(Figure record listings)
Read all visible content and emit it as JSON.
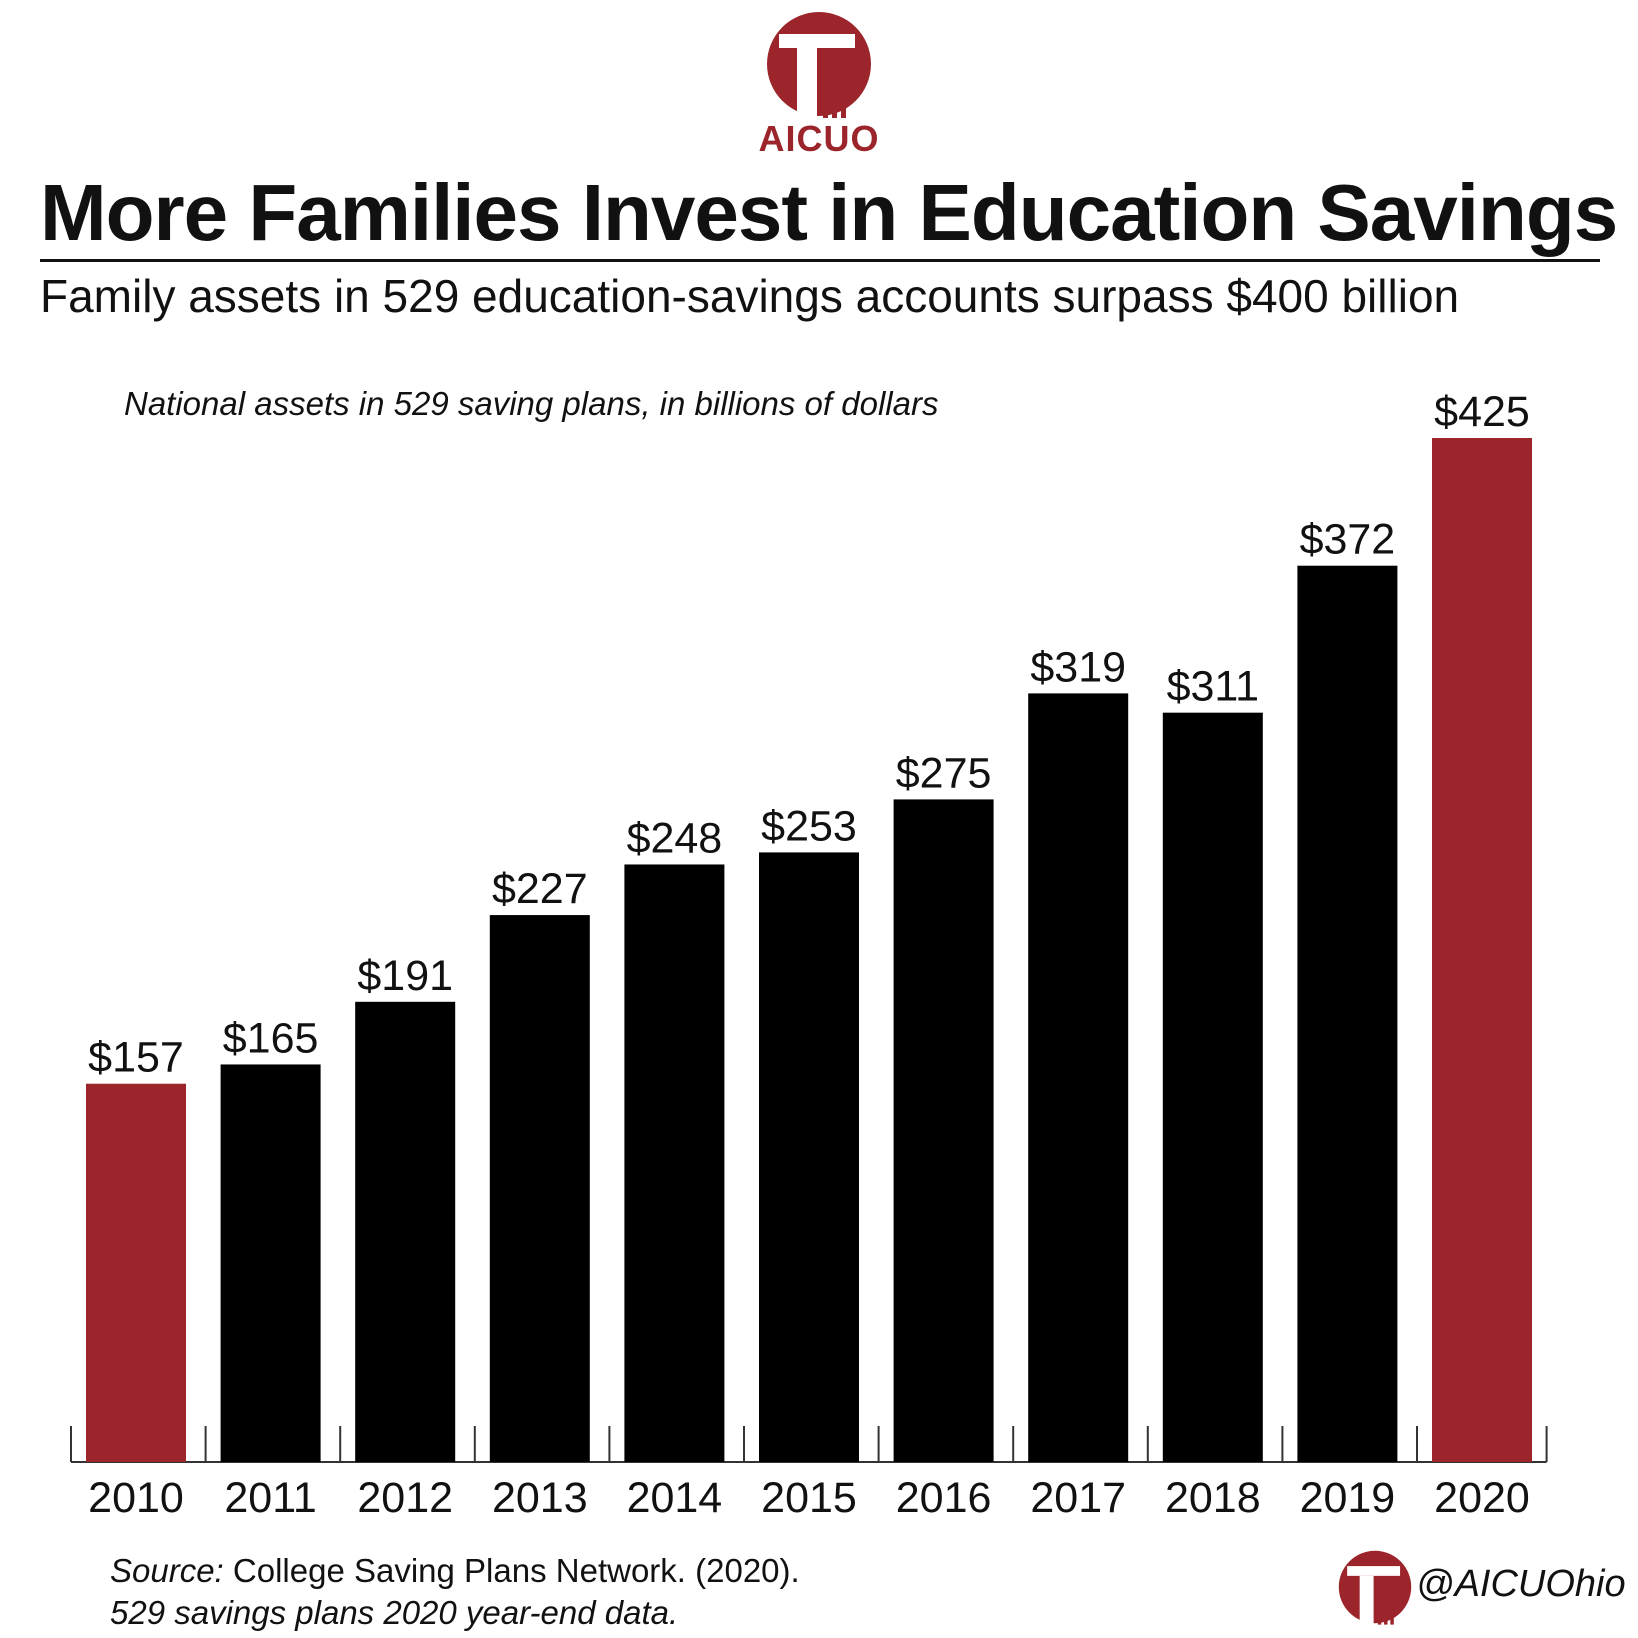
{
  "brand": {
    "name": "AICUO",
    "handle": "@AICUOhio",
    "accent_color": "#9b252b",
    "bar_color": "#000000"
  },
  "header": {
    "title": "More Families Invest in Education Savings",
    "subtitle": "Family assets in 529 education-savings accounts surpass $400 billion"
  },
  "chart_data": {
    "type": "bar",
    "caption": "National assets in 529 saving plans, in billions of dollars",
    "categories": [
      "2010",
      "2011",
      "2012",
      "2013",
      "2014",
      "2015",
      "2016",
      "2017",
      "2018",
      "2019",
      "2020"
    ],
    "values": [
      157,
      165,
      191,
      227,
      248,
      253,
      275,
      319,
      311,
      372,
      425
    ],
    "value_labels": [
      "$157",
      "$165",
      "$191",
      "$227",
      "$248",
      "$253",
      "$275",
      "$319",
      "$311",
      "$372",
      "$425"
    ],
    "highlighted": [
      "2010",
      "2020"
    ],
    "ylim": [
      0,
      425
    ],
    "grid": false
  },
  "footer": {
    "source_prefix": "Source:",
    "source_text": " College Saving Plans Network. (2020).",
    "source_line2": "529 savings plans 2020 year-end data."
  }
}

TASK DIRECTIONS> Using the records above, select and copy every line that has the word "assets".

WRITTEN RESPONSE>
    "subtitle": "Family assets in 529 education-savings accounts surpass $400 billion"
    "caption": "National assets in 529 saving plans, in billions of dollars",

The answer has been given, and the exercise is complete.